(Bounding box annotations)
•••••
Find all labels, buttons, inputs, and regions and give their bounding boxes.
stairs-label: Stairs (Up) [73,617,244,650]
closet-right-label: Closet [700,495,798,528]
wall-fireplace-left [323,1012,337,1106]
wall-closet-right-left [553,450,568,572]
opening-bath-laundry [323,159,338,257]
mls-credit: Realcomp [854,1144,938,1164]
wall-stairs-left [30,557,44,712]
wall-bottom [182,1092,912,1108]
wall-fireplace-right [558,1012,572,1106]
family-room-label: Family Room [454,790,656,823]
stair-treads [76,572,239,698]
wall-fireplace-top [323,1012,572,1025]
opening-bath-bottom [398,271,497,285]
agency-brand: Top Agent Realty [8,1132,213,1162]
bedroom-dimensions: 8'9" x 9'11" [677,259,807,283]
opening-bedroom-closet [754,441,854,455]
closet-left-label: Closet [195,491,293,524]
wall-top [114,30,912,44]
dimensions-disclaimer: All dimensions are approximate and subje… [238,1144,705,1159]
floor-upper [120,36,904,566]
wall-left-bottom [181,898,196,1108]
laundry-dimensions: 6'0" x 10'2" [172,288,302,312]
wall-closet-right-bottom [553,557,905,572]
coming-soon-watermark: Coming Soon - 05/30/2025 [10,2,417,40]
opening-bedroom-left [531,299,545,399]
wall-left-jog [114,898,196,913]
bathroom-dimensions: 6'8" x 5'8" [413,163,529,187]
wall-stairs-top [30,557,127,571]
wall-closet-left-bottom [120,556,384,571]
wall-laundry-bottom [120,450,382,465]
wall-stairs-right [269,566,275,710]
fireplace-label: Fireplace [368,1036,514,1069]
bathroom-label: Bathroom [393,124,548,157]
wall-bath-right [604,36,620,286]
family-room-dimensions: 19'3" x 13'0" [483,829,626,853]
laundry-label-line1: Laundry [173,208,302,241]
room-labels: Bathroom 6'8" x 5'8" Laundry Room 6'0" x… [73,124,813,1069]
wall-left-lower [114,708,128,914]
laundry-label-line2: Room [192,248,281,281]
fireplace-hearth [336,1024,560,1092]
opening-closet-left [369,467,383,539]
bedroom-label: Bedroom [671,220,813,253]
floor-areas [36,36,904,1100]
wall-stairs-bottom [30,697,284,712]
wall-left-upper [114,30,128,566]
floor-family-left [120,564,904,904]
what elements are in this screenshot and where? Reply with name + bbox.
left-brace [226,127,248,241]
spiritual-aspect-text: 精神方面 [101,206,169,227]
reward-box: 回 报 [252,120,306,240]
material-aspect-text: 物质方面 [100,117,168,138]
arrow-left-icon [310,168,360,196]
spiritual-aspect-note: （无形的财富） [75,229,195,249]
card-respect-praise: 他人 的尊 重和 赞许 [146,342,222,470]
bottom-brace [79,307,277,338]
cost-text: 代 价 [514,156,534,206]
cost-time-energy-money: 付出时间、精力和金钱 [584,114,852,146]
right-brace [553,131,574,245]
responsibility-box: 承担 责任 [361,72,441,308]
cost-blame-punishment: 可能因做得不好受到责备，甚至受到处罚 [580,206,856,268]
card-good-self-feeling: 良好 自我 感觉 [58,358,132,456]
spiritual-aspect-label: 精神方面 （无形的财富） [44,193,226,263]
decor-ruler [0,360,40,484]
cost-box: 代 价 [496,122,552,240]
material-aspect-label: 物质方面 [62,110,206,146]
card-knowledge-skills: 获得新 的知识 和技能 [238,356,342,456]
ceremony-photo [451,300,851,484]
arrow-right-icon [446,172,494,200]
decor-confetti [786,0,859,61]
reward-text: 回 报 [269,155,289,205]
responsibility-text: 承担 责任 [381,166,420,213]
•••••
Required work. Copy all the entries above, line by line and character for character.

Answer to this exercise.
Find all labels, buttons, inputs, and regions and give their bounding boxes.
stairs-label: Stairs (Up) [73,617,244,650]
closet-right-label: Closet [700,495,798,528]
wall-fireplace-left [323,1012,337,1106]
wall-closet-right-left [553,450,568,572]
opening-bath-laundry [323,159,338,257]
mls-credit: Realcomp [854,1144,938,1164]
wall-stairs-left [30,557,44,712]
wall-bottom [182,1092,912,1108]
wall-fireplace-right [558,1012,572,1106]
family-room-label: Family Room [454,790,656,823]
stair-treads [76,572,239,698]
wall-fireplace-top [323,1012,572,1025]
opening-bath-bottom [398,271,497,285]
agency-brand: Top Agent Realty [8,1132,213,1162]
bedroom-dimensions: 8'9" x 9'11" [677,259,807,283]
opening-bedroom-closet [754,441,854,455]
closet-left-label: Closet [195,491,293,524]
wall-top [114,30,912,44]
dimensions-disclaimer: All dimensions are approximate and subje… [238,1144,705,1159]
floor-upper [120,36,904,566]
wall-left-bottom [181,898,196,1108]
laundry-dimensions: 6'0" x 10'2" [172,288,302,312]
wall-closet-right-bottom [553,557,905,572]
coming-soon-watermark: Coming Soon - 05/30/2025 [10,2,417,40]
opening-bedroom-left [531,299,545,399]
wall-left-jog [114,898,196,913]
bathroom-dimensions: 6'8" x 5'8" [413,163,529,187]
wall-stairs-top [30,557,127,571]
wall-closet-left-bottom [120,556,384,571]
wall-laundry-bottom [120,450,382,465]
wall-stairs-right [269,566,275,710]
fireplace-label: Fireplace [368,1036,514,1069]
bathroom-label: Bathroom [393,124,548,157]
wall-bath-right [604,36,620,286]
family-room-dimensions: 19'3" x 13'0" [483,829,626,853]
laundry-label-line1: Laundry [173,208,302,241]
room-labels: Bathroom 6'8" x 5'8" Laundry Room 6'0" x… [73,124,813,1069]
wall-left-lower [114,708,128,914]
laundry-label-line2: Room [192,248,281,281]
fireplace-hearth [336,1024,560,1092]
opening-closet-left [369,467,383,539]
bedroom-label: Bedroom [671,220,813,253]
floor-areas [36,36,904,1100]
wall-stairs-bottom [30,697,284,712]
wall-left-upper [114,30,128,566]
floor-family-left [120,564,904,904]
what elements are in this screenshot and where? Reply with name + bbox.
left-brace [226,127,248,241]
spiritual-aspect-text: 精神方面 [101,206,169,227]
reward-box: 回 报 [252,120,306,240]
material-aspect-text: 物质方面 [100,117,168,138]
arrow-left-icon [310,168,360,196]
spiritual-aspect-note: （无形的财富） [75,229,195,249]
card-respect-praise: 他人 的尊 重和 赞许 [146,342,222,470]
bottom-brace [79,307,277,338]
cost-text: 代 价 [514,156,534,206]
cost-time-energy-money: 付出时间、精力和金钱 [584,114,852,146]
right-brace [553,131,574,245]
responsibility-box: 承担 责任 [361,72,441,308]
cost-blame-punishment: 可能因做得不好受到责备，甚至受到处罚 [580,206,856,268]
card-good-self-feeling: 良好 自我 感觉 [58,358,132,456]
spiritual-aspect-label: 精神方面 （无形的财富） [44,193,226,263]
decor-ruler [0,360,40,484]
cost-box: 代 价 [496,122,552,240]
material-aspect-label: 物质方面 [62,110,206,146]
card-knowledge-skills: 获得新 的知识 和技能 [238,356,342,456]
ceremony-photo [451,300,851,484]
arrow-right-icon [446,172,494,200]
decor-confetti [786,0,859,61]
reward-text: 回 报 [269,155,289,205]
responsibility-text: 承担 责任 [381,166,420,213]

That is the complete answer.